Stored records:
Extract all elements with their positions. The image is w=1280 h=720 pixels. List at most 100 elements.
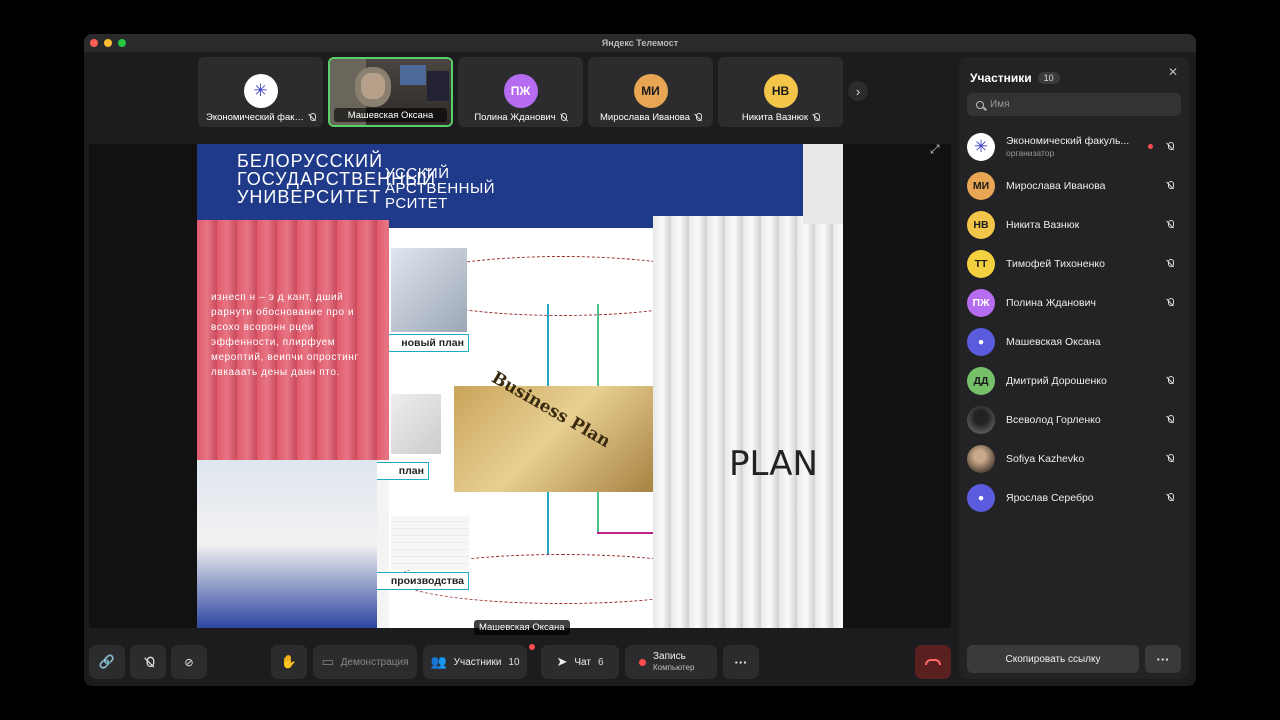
shared-slide: БЕЛОРУССКИЙ ГОСУДАРСТВЕННЫЙ УНИВЕРСИТЕТ … <box>197 144 843 628</box>
slide-university-title: УССКИЙ АРСТВЕННЫЙ РСИТЕТ <box>385 165 496 212</box>
avatar: МИ <box>633 74 668 108</box>
search-icon <box>976 100 984 109</box>
chat-count: 6 <box>597 656 604 668</box>
list-item[interactable]: ● Машевская Оксана <box>967 322 1181 361</box>
chat-button[interactable]: ➤ Чат 6 <box>541 645 619 679</box>
mic-off-icon <box>308 112 316 122</box>
tile-name: Мирослава Иванова <box>599 111 691 123</box>
window-title: Яндекс Телемост <box>601 38 679 48</box>
participants-panel: Участники 10 ✕ ✳ Экономический факуль...… <box>959 57 1189 679</box>
mic-off-icon <box>560 112 568 122</box>
list-item[interactable]: Sofiya Kazhevko <box>967 439 1181 478</box>
copy-link-button[interactable]: 🔗 <box>89 645 125 679</box>
panel-more-button[interactable]: ··· <box>1145 645 1181 673</box>
business-plan-image: Business Plan <box>454 368 670 492</box>
person-icon: ● <box>977 491 985 504</box>
participant-strip: ✳ Экономический факу... Машевская Оксана… <box>198 57 843 127</box>
snowflake-logo-icon: ✳ <box>253 81 268 100</box>
microphone-button[interactable] <box>130 645 166 679</box>
more-icon: ··· <box>1156 651 1170 667</box>
slide-box-plan-1: новый план <box>385 334 469 352</box>
participant-search <box>967 93 1181 116</box>
chevron-right-icon: › <box>855 83 861 99</box>
tile-name-bar: Мирослава Иванова <box>592 110 709 124</box>
screen-icon: ▭ <box>321 654 334 669</box>
list-item[interactable]: МИ Мирослава Иванова <box>967 166 1181 205</box>
list-item[interactable]: ● Ярослав Серебро <box>967 478 1181 517</box>
video-tile[interactable]: МИ Мирослава Иванова <box>588 57 713 127</box>
mic-off-icon <box>1166 298 1174 307</box>
list-item[interactable]: ДД Дмитрий Дорошенко <box>967 361 1181 400</box>
telemost-window: Яндекс Телемост ✳ Экономический факу... … <box>84 34 1196 686</box>
participant-name: Машевская Оксана <box>1006 335 1101 348</box>
mic-off-icon <box>1166 181 1174 190</box>
tile-name: Полина Жданович <box>474 111 556 123</box>
participant-name: Полина Жданович <box>1006 296 1096 309</box>
camera-button[interactable]: ⊘ <box>171 645 207 679</box>
list-item[interactable]: ПЖ Полина Жданович <box>967 283 1181 322</box>
avatar: НВ <box>763 74 798 108</box>
participant-list: ✳ Экономический факуль... организатор МИ… <box>967 127 1181 517</box>
record-sub-label: Компьютер <box>653 663 695 672</box>
mic-off-icon <box>1166 220 1174 229</box>
slide-plan-drawing: PLAN <box>729 444 818 484</box>
copy-link-panel-button[interactable]: Скопировать ссылку <box>967 645 1139 673</box>
link-icon: 🔗 <box>98 654 116 669</box>
avatar-photo <box>967 405 995 434</box>
participant-name: Sofiya Kazhevko <box>1006 452 1085 465</box>
screen-share-button[interactable]: ▭ Демонстрация <box>313 645 417 679</box>
video-tile[interactable]: ПЖ Полина Жданович <box>458 57 583 127</box>
avatar: ПЖ <box>967 288 995 317</box>
send-icon: ➤ <box>556 654 568 669</box>
participant-name: Ярослав Серебро <box>1006 491 1094 504</box>
mic-off-icon <box>1166 415 1174 424</box>
mic-off-icon <box>1166 376 1174 385</box>
video-tile[interactable]: ✳ Экономический факу... <box>198 57 323 127</box>
avatar: ✳ <box>967 132 995 161</box>
avatar: ПЖ <box>503 74 538 108</box>
participants-button[interactable]: 👥 Участники 10 <box>423 645 527 679</box>
mic-off-icon <box>143 656 154 668</box>
end-call-button[interactable] <box>915 645 951 679</box>
participant-name: Мирослава Иванова <box>1006 179 1106 192</box>
slide-curtain-left-lower <box>197 460 377 628</box>
record-button[interactable]: Запись Компьютер <box>625 645 717 679</box>
list-item[interactable]: НВ Никита Вазнюк <box>967 205 1181 244</box>
tile-name: Машевская Оксана <box>347 109 434 121</box>
tile-name-bar: Экономический факу... <box>202 110 319 124</box>
people-icon: 👥 <box>430 654 447 669</box>
raise-hand-button[interactable]: ✋ <box>271 645 307 679</box>
tile-name-bar: Никита Вазнюк <box>722 110 839 124</box>
more-button[interactable]: ··· <box>723 645 759 679</box>
camera-off-icon: ⊘ <box>184 656 194 669</box>
video-tile-active-speaker[interactable]: Машевская Оксана <box>328 57 453 127</box>
maximize-window-button[interactable] <box>118 39 126 47</box>
minimize-window-button[interactable] <box>104 39 112 47</box>
participant-role: организатор <box>1006 148 1055 158</box>
notification-dot <box>529 644 535 650</box>
mic-off-icon <box>1166 493 1174 502</box>
expand-icon: ⤢ <box>930 142 940 156</box>
video-tile[interactable]: НВ Никита Вазнюк <box>718 57 843 127</box>
participant-name: Всеволод Горленко <box>1006 413 1101 426</box>
close-window-button[interactable] <box>90 39 98 47</box>
list-item[interactable]: ТТ Тимофей Тихоненко <box>967 244 1181 283</box>
slide-box-plan-2: план <box>369 462 429 480</box>
list-item[interactable]: ✳ Экономический факуль... организатор <box>967 127 1181 166</box>
list-item[interactable]: Всеволод Горленко <box>967 400 1181 439</box>
mic-off-icon <box>1166 259 1174 268</box>
panel-title: Участники <box>970 71 1032 85</box>
avatar-photo <box>967 444 995 473</box>
mic-off-icon <box>694 112 702 122</box>
close-panel-button[interactable]: ✕ <box>1168 65 1178 79</box>
avatar: ТТ <box>967 249 995 278</box>
panel-count: 10 <box>1037 72 1060 84</box>
hang-up-icon <box>925 659 941 665</box>
fullscreen-button[interactable]: ⤢ <box>930 142 944 156</box>
hand-icon: ✋ <box>280 654 298 669</box>
strip-next-button[interactable]: › <box>848 81 868 101</box>
search-input[interactable] <box>990 99 1170 110</box>
mic-off-icon <box>812 112 820 122</box>
participant-name: Дмитрий Дорошенко <box>1006 374 1107 387</box>
participant-name: Никита Вазнюк <box>1006 218 1080 231</box>
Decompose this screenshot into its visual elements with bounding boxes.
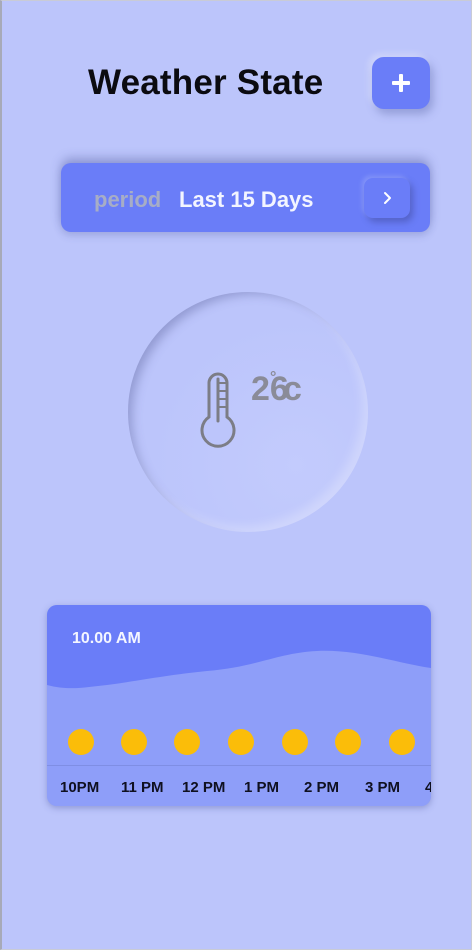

Exercise goal: Copy every line of the records above word for word, but leave out the pictures.

Finished answer:
Extract all elements with their positions. The image is w=1280 h=720 pixels. List at most 100 elements.
shared-slide: БЕЛОРУССКИЙ ГОСУДАРСТВЕННЫЙ УНИВЕРСИТЕТ … <box>197 144 843 628</box>
slide-university-title: УССКИЙ АРСТВЕННЫЙ РСИТЕТ <box>385 165 496 212</box>
avatar: МИ <box>633 74 668 108</box>
search-icon <box>976 100 984 109</box>
chat-count: 6 <box>597 656 604 668</box>
list-item[interactable]: ● Машевская Оксана <box>967 322 1181 361</box>
chat-button[interactable]: ➤ Чат 6 <box>541 645 619 679</box>
mic-off-icon <box>308 112 316 122</box>
tile-name: Мирослава Иванова <box>599 111 691 123</box>
window-title: Яндекс Телемост <box>601 38 679 48</box>
participants-panel: Участники 10 ✕ ✳ Экономический факуль...… <box>959 57 1189 679</box>
mic-off-icon <box>560 112 568 122</box>
list-item[interactable]: Sofiya Kazhevko <box>967 439 1181 478</box>
copy-link-button[interactable]: 🔗 <box>89 645 125 679</box>
panel-more-button[interactable]: ··· <box>1145 645 1181 673</box>
business-plan-image: Business Plan <box>454 368 670 492</box>
person-icon: ● <box>977 491 985 504</box>
participant-strip: ✳ Экономический факу... Машевская Оксана… <box>198 57 843 127</box>
snowflake-logo-icon: ✳ <box>253 81 268 100</box>
microphone-button[interactable] <box>130 645 166 679</box>
more-icon: ··· <box>1156 651 1170 667</box>
slide-box-plan-1: новый план <box>385 334 469 352</box>
participant-search <box>967 93 1181 116</box>
chevron-right-icon: › <box>855 83 861 99</box>
tile-name-bar: Мирослава Иванова <box>592 110 709 124</box>
screen-icon: ▭ <box>321 654 334 669</box>
list-item[interactable]: МИ Мирослава Иванова <box>967 166 1181 205</box>
list-item[interactable]: ● Ярослав Серебро <box>967 478 1181 517</box>
video-tile[interactable]: МИ Мирослава Иванова <box>588 57 713 127</box>
mic-off-icon <box>1166 298 1174 307</box>
list-item[interactable]: ДД Дмитрий Дорошенко <box>967 361 1181 400</box>
telemost-window: Яндекс Телемост ✳ Экономический факу... … <box>84 34 1196 686</box>
participant-name: Машевская Оксана <box>1006 335 1101 348</box>
mic-off-icon <box>1166 181 1174 190</box>
tile-name: Полина Жданович <box>474 111 556 123</box>
participant-name: Полина Жданович <box>1006 296 1096 309</box>
camera-button[interactable]: ⊘ <box>171 645 207 679</box>
list-item[interactable]: ПЖ Полина Жданович <box>967 283 1181 322</box>
avatar: НВ <box>763 74 798 108</box>
participant-list: ✳ Экономический факуль... организатор МИ… <box>967 127 1181 517</box>
record-sub-label: Компьютер <box>653 663 695 672</box>
mic-off-icon <box>1166 220 1174 229</box>
slide-plan-drawing: PLAN <box>729 444 818 484</box>
copy-link-panel-button[interactable]: Скопировать ссылку <box>967 645 1139 673</box>
link-icon: 🔗 <box>98 654 116 669</box>
avatar-photo <box>967 405 995 434</box>
participant-name: Sofiya Kazhevko <box>1006 452 1085 465</box>
screen-share-button[interactable]: ▭ Демонстрация <box>313 645 417 679</box>
video-tile[interactable]: ПЖ Полина Жданович <box>458 57 583 127</box>
avatar: ПЖ <box>967 288 995 317</box>
send-icon: ➤ <box>556 654 568 669</box>
participant-name: Ярослав Серебро <box>1006 491 1094 504</box>
mic-off-icon <box>1166 415 1174 424</box>
mic-off-icon <box>1166 376 1174 385</box>
video-tile[interactable]: ✳ Экономический факу... <box>198 57 323 127</box>
avatar: ✳ <box>967 132 995 161</box>
avatar: ПЖ <box>503 74 538 108</box>
participants-button[interactable]: 👥 Участники 10 <box>423 645 527 679</box>
mic-off-icon <box>143 656 154 668</box>
end-call-button[interactable] <box>915 645 951 679</box>
participant-name: Мирослава Иванова <box>1006 179 1106 192</box>
slide-curtain-left-lower <box>197 460 377 628</box>
record-button[interactable]: Запись Компьютер <box>625 645 717 679</box>
list-item[interactable]: НВ Никита Вазнюк <box>967 205 1181 244</box>
tile-name: Машевская Оксана <box>347 109 434 121</box>
tile-name-bar: Экономический факу... <box>202 110 319 124</box>
people-icon: 👥 <box>430 654 447 669</box>
raise-hand-button[interactable]: ✋ <box>271 645 307 679</box>
tile-name-bar: Никита Вазнюк <box>722 110 839 124</box>
more-button[interactable]: ··· <box>723 645 759 679</box>
camera-off-icon: ⊘ <box>184 656 194 669</box>
video-tile-active-speaker[interactable]: Машевская Оксана <box>328 57 453 127</box>
maximize-window-button[interactable] <box>118 39 126 47</box>
minimize-window-button[interactable] <box>104 39 112 47</box>
participant-role: организатор <box>1006 148 1055 158</box>
notification-dot <box>529 644 535 650</box>
mic-off-icon <box>1166 493 1174 502</box>
expand-icon: ⤢ <box>930 142 940 156</box>
video-tile[interactable]: НВ Никита Вазнюк <box>718 57 843 127</box>
participant-name: Всеволод Горленко <box>1006 413 1101 426</box>
close-window-button[interactable] <box>90 39 98 47</box>
list-item[interactable]: ТТ Тимофей Тихоненко <box>967 244 1181 283</box>
slide-box-plan-2: план <box>369 462 429 480</box>
list-item[interactable]: ✳ Экономический факуль... организатор <box>967 127 1181 166</box>
list-item[interactable]: Всеволод Горленко <box>967 400 1181 439</box>
mic-off-icon <box>1166 259 1174 268</box>
panel-title: Участники <box>970 71 1032 85</box>
avatar-photo <box>967 444 995 473</box>
mic-off-icon <box>694 112 702 122</box>
close-panel-button[interactable]: ✕ <box>1168 65 1178 79</box>
avatar: ТТ <box>967 249 995 278</box>
panel-count: 10 <box>1037 72 1060 84</box>
hang-up-icon <box>925 659 941 665</box>
fullscreen-button[interactable]: ⤢ <box>930 142 944 156</box>
hand-icon: ✋ <box>280 654 298 669</box>
strip-next-button[interactable]: › <box>848 81 868 101</box>
search-input[interactable] <box>990 99 1170 110</box>
mic-off-icon <box>812 112 820 122</box>
participant-name: Дмитрий Дорошенко <box>1006 374 1107 387</box>
participant-name: Никита Вазнюк <box>1006 218 1080 231</box>
Decompose this screenshot into its visual elements with bounding boxes.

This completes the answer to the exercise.